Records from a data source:

>>>

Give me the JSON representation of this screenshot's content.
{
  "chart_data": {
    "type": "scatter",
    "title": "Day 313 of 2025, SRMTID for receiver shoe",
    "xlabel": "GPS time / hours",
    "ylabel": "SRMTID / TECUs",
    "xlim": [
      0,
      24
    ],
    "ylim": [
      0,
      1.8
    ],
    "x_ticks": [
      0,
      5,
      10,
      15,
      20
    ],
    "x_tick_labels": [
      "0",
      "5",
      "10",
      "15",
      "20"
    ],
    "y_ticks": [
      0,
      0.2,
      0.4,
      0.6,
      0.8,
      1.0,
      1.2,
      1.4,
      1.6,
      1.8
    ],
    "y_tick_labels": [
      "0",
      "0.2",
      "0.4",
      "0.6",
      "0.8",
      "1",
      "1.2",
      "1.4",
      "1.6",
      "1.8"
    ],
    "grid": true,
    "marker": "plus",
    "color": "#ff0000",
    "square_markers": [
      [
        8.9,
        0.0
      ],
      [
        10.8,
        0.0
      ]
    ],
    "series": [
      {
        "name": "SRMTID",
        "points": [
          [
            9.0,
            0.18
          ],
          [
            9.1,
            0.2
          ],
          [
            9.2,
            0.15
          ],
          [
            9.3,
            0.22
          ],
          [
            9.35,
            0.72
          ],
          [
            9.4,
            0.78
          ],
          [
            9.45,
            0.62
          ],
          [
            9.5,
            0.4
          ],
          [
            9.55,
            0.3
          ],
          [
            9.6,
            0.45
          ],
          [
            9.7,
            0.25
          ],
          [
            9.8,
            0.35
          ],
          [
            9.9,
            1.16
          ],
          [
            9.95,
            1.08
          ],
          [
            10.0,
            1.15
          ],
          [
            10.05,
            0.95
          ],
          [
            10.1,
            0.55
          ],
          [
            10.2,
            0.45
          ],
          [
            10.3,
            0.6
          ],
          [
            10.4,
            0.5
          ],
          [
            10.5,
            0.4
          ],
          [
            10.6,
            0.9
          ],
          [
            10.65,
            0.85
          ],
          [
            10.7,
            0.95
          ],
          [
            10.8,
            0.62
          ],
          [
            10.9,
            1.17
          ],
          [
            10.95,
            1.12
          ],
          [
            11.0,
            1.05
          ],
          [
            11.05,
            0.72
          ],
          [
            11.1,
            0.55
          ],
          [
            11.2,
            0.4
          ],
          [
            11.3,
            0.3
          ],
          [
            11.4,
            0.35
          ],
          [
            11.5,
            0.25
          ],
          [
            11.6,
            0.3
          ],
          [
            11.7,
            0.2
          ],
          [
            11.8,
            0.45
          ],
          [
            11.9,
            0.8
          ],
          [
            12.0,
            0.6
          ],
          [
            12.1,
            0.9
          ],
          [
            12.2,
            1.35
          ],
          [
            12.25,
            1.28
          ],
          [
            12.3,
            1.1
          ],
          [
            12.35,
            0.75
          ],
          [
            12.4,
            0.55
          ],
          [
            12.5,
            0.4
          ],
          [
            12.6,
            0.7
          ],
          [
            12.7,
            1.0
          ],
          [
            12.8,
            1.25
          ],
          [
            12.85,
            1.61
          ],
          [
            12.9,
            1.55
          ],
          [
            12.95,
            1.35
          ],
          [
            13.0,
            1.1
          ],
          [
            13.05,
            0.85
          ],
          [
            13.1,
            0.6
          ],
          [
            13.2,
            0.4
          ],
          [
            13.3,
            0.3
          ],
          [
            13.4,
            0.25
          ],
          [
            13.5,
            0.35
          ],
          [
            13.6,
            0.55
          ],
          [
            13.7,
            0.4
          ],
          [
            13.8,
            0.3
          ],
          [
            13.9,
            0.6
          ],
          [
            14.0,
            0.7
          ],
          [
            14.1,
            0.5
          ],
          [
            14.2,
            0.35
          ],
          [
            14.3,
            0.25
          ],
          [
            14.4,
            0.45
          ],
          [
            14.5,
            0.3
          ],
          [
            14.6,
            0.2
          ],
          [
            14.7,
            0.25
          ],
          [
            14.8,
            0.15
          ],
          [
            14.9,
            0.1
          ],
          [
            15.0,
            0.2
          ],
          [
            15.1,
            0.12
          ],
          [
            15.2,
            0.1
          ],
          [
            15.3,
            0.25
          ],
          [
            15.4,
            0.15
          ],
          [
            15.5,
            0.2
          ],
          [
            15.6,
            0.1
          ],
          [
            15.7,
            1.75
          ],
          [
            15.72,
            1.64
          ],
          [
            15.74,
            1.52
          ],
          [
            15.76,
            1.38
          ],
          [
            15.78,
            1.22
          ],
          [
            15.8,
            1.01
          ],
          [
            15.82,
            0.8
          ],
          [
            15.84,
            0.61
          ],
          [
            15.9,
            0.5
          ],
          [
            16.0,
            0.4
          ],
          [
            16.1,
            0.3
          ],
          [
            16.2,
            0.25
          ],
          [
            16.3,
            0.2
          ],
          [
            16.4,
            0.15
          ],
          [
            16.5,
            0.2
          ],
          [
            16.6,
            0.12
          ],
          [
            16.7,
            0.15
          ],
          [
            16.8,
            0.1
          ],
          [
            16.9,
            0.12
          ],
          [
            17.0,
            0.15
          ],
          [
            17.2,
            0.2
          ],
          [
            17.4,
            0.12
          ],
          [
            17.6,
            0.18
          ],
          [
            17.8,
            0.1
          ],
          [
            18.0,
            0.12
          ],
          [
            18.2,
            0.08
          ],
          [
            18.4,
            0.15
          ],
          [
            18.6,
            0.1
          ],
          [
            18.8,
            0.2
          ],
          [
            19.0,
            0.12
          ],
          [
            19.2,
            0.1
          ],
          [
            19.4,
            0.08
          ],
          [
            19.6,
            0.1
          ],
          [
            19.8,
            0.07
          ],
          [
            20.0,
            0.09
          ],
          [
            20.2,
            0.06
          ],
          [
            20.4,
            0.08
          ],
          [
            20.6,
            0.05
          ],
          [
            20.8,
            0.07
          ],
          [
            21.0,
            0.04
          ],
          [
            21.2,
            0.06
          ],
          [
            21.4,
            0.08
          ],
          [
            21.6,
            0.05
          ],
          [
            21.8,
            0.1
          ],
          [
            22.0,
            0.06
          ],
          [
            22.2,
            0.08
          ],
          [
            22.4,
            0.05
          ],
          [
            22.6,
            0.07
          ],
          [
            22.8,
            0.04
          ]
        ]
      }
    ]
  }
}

<<<

Task objective: Which lines hold the word "SRMTID"? Return all of them from the records above.

The answer:
    "title": "Day 313 of 2025, SRMTID for receiver shoe",
    "ylabel": "SRMTID / TECUs",
        "name": "SRMTID",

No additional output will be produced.